▶ _THE RECORDS_:
+-------+
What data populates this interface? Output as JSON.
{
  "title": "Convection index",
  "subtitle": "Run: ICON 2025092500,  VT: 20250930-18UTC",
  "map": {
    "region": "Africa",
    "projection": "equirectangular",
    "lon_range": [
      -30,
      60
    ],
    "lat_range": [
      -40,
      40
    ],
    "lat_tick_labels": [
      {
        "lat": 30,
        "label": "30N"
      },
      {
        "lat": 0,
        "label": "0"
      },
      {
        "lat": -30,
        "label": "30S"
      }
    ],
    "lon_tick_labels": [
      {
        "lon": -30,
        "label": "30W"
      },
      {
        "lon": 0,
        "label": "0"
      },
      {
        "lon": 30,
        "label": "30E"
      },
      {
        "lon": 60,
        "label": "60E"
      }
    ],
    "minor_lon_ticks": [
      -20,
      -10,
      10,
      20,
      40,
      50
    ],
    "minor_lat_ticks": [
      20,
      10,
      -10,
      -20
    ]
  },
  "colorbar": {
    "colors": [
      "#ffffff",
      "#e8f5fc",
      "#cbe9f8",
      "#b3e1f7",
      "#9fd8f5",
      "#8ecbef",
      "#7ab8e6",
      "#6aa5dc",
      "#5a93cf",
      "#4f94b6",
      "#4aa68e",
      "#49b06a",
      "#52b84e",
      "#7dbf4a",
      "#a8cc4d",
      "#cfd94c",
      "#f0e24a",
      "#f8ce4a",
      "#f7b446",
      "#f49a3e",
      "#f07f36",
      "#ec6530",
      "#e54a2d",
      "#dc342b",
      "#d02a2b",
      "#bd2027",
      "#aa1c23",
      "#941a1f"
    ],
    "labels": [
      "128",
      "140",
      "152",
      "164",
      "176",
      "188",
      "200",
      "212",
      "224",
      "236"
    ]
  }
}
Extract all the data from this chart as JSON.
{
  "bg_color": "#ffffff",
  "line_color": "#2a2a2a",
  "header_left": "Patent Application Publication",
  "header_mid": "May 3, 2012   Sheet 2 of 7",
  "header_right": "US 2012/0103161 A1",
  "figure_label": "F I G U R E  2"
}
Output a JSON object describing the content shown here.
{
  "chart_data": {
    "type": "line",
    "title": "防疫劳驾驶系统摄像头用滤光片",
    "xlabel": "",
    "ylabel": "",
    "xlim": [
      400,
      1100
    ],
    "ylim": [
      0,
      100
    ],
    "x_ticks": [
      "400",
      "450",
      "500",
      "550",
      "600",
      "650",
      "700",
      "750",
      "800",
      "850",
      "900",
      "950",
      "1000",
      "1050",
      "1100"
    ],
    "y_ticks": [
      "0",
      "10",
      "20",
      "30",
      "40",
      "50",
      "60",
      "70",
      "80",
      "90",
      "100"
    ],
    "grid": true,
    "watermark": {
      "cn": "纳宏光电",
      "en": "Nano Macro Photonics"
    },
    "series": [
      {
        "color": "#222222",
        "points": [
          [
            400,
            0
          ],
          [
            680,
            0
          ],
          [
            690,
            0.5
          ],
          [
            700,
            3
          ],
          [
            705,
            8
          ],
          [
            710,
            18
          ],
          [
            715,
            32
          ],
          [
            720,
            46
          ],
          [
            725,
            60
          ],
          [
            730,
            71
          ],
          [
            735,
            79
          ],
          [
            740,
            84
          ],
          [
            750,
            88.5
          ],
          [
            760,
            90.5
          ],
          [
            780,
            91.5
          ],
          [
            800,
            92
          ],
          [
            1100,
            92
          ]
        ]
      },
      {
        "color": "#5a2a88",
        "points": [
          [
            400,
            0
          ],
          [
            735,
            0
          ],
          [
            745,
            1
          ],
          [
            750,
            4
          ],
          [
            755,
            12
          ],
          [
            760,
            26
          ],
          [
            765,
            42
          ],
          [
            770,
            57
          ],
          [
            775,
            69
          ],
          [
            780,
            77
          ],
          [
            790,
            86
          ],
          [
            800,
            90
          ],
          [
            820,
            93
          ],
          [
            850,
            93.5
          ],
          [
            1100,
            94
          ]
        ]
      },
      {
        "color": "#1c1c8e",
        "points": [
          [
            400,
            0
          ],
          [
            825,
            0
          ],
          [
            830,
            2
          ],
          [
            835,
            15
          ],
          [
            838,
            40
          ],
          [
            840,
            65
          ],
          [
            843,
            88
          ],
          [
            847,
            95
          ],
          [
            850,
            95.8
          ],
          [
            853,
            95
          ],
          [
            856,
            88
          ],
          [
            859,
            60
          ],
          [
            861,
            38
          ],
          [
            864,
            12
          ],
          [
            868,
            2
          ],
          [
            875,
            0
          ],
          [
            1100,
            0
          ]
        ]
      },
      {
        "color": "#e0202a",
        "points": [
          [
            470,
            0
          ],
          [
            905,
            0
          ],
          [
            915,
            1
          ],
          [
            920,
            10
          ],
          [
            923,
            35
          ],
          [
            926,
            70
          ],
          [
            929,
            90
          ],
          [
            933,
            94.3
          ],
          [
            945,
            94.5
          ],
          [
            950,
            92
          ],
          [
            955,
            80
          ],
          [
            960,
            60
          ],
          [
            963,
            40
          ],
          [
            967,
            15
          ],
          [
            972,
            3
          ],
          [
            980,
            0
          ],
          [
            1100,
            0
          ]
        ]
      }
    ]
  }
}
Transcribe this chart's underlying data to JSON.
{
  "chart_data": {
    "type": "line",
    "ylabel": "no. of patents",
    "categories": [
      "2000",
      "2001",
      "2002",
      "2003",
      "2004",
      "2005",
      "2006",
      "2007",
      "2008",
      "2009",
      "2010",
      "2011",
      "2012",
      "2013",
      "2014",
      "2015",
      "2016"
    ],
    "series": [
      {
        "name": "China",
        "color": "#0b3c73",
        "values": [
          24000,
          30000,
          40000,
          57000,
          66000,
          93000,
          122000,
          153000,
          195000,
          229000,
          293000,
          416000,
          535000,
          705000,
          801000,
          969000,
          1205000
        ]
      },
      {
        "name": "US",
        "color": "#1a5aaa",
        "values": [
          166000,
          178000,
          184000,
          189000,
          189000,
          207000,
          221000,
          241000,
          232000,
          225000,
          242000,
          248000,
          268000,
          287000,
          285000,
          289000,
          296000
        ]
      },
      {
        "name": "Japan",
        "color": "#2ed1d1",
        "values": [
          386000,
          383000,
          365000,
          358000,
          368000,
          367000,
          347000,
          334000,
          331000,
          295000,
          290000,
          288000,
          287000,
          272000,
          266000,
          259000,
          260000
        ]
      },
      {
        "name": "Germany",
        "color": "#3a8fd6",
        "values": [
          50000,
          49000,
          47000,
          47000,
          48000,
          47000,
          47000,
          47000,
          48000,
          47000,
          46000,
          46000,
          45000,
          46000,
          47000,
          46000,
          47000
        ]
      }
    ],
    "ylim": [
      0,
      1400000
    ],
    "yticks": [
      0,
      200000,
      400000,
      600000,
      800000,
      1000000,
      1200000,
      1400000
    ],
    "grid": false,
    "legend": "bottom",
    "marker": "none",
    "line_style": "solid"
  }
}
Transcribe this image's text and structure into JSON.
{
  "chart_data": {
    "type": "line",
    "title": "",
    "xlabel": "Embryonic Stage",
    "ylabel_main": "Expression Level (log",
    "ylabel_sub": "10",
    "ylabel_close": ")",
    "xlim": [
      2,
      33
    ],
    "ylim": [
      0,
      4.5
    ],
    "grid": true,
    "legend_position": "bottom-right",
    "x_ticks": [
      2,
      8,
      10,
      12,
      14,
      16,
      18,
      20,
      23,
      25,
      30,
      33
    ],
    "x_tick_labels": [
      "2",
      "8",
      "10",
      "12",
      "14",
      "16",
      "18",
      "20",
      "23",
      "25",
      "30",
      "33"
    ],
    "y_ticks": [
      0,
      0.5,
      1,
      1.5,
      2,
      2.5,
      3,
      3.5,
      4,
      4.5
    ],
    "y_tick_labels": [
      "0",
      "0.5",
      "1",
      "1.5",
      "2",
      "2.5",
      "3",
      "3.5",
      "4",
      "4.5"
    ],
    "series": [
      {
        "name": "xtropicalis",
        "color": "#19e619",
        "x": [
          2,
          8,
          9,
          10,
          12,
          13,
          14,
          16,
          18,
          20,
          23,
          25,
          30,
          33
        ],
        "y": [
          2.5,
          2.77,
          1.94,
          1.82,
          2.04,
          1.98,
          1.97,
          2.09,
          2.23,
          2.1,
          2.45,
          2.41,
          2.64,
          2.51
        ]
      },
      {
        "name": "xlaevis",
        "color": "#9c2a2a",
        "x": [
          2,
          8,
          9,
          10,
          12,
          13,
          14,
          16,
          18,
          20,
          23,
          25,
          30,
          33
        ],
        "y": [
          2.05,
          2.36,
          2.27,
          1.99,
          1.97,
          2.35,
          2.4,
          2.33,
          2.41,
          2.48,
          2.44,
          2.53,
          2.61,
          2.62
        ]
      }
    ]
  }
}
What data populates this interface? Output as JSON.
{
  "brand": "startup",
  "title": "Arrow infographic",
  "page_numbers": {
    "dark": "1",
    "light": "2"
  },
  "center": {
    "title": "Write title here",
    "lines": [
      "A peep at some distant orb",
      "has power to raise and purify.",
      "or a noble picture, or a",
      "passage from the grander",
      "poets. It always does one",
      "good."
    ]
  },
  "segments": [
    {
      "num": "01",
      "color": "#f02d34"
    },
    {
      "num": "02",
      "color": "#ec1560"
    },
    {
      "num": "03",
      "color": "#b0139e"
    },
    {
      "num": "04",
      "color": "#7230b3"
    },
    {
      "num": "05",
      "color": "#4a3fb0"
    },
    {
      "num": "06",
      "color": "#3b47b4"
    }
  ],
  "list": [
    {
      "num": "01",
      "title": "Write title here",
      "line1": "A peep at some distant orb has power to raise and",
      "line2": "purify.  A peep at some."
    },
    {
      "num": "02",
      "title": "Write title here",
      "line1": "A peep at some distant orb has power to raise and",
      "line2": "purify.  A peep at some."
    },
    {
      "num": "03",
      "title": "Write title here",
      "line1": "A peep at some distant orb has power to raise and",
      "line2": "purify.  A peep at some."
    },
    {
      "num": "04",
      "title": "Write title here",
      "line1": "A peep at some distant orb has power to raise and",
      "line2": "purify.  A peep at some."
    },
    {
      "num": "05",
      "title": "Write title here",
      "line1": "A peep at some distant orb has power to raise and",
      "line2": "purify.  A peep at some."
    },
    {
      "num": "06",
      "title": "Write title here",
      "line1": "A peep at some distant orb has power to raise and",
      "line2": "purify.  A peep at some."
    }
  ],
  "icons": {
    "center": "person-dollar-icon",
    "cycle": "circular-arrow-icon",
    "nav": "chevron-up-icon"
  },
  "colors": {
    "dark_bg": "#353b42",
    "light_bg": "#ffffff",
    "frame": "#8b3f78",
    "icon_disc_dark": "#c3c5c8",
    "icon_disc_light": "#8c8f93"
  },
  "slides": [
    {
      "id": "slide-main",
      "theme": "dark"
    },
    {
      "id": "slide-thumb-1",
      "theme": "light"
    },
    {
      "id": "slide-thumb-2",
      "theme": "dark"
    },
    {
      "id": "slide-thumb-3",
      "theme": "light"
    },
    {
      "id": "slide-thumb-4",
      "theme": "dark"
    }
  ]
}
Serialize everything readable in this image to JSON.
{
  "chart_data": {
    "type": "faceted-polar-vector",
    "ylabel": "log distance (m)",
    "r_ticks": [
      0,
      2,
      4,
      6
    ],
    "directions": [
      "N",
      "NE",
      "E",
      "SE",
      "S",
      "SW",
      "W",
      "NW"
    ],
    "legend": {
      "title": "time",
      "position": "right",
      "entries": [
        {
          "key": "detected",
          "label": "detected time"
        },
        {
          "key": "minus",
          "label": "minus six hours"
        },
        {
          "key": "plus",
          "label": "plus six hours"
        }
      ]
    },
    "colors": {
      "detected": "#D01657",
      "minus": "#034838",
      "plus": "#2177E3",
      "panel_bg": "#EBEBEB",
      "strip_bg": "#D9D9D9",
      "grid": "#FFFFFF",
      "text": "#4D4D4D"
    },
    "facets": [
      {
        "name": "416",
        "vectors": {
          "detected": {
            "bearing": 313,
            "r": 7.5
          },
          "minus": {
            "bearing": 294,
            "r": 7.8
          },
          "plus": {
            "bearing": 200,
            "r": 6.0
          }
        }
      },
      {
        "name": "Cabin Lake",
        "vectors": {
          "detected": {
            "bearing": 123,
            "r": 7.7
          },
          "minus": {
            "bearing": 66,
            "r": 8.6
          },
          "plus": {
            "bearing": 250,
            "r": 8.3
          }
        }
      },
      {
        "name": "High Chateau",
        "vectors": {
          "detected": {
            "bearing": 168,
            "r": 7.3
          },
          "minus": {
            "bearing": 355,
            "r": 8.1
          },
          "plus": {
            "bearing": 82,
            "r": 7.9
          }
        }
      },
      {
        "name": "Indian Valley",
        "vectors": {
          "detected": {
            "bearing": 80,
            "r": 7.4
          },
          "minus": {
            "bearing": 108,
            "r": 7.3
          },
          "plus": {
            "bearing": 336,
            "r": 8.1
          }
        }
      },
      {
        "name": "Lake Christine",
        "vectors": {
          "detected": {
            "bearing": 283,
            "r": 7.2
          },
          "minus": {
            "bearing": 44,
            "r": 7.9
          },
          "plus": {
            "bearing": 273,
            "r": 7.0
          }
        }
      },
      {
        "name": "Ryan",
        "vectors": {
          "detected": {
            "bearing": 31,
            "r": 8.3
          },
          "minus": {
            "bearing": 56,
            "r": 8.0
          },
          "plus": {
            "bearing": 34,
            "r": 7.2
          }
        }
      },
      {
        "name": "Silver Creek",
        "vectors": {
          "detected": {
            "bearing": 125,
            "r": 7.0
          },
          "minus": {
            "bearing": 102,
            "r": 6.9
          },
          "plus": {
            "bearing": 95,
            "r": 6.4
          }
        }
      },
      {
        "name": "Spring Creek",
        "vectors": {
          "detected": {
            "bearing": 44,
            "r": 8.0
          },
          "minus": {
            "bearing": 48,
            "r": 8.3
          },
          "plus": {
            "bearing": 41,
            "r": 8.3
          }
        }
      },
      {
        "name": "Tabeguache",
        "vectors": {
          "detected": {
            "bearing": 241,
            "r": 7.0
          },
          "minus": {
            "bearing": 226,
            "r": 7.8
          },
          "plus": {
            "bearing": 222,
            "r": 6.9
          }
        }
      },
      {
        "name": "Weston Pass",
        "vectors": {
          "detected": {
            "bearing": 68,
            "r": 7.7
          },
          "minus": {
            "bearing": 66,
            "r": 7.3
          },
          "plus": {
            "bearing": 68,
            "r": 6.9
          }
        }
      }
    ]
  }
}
+-------+
▶ _WHAT TO PRODUCE_: Give the number of lines in the entries above that include the string "from". No other output is expected.

▶ _WRITTEN ANSWER_: 2